→ **Task inputs**
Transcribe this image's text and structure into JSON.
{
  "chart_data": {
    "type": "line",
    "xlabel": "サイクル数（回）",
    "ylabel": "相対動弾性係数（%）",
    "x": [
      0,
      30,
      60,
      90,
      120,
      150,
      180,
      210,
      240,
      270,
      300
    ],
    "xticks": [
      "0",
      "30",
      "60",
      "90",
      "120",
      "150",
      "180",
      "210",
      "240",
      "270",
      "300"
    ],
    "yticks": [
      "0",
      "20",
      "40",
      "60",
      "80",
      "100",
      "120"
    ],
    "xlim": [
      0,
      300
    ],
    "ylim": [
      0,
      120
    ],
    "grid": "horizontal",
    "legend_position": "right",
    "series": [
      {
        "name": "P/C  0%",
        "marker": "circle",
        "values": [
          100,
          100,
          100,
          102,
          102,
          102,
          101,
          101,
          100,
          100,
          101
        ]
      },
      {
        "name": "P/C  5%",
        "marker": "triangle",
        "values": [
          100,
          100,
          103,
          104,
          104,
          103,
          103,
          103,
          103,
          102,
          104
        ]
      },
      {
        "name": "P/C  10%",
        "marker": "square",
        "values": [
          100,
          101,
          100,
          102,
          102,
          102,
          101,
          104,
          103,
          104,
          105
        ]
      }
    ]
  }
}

→ **Instructions to follow**
Extract the complete listing above, reproducing each line exactly.

→ **The answer**
Transcribe this image's text and structure into JSON.
{
  "chart_data": {
    "type": "line",
    "xlabel": "サイクル数（回）",
    "ylabel": "相対動弾性係数（%）",
    "x": [
      0,
      30,
      60,
      90,
      120,
      150,
      180,
      210,
      240,
      270,
      300
    ],
    "xticks": [
      "0",
      "30",
      "60",
      "90",
      "120",
      "150",
      "180",
      "210",
      "240",
      "270",
      "300"
    ],
    "yticks": [
      "0",
      "20",
      "40",
      "60",
      "80",
      "100",
      "120"
    ],
    "xlim": [
      0,
      300
    ],
    "ylim": [
      0,
      120
    ],
    "grid": "horizontal",
    "legend_position": "right",
    "series": [
      {
        "name": "P/C  0%",
        "marker": "circle",
        "values": [
          100,
          100,
          100,
          102,
          102,
          102,
          101,
          101,
          100,
          100,
          101
        ]
      },
      {
        "name": "P/C  5%",
        "marker": "triangle",
        "values": [
          100,
          100,
          103,
          104,
          104,
          103,
          103,
          103,
          103,
          102,
          104
        ]
      },
      {
        "name": "P/C  10%",
        "marker": "square",
        "values": [
          100,
          101,
          100,
          102,
          102,
          102,
          101,
          104,
          103,
          104,
          105
        ]
      }
    ]
  }
}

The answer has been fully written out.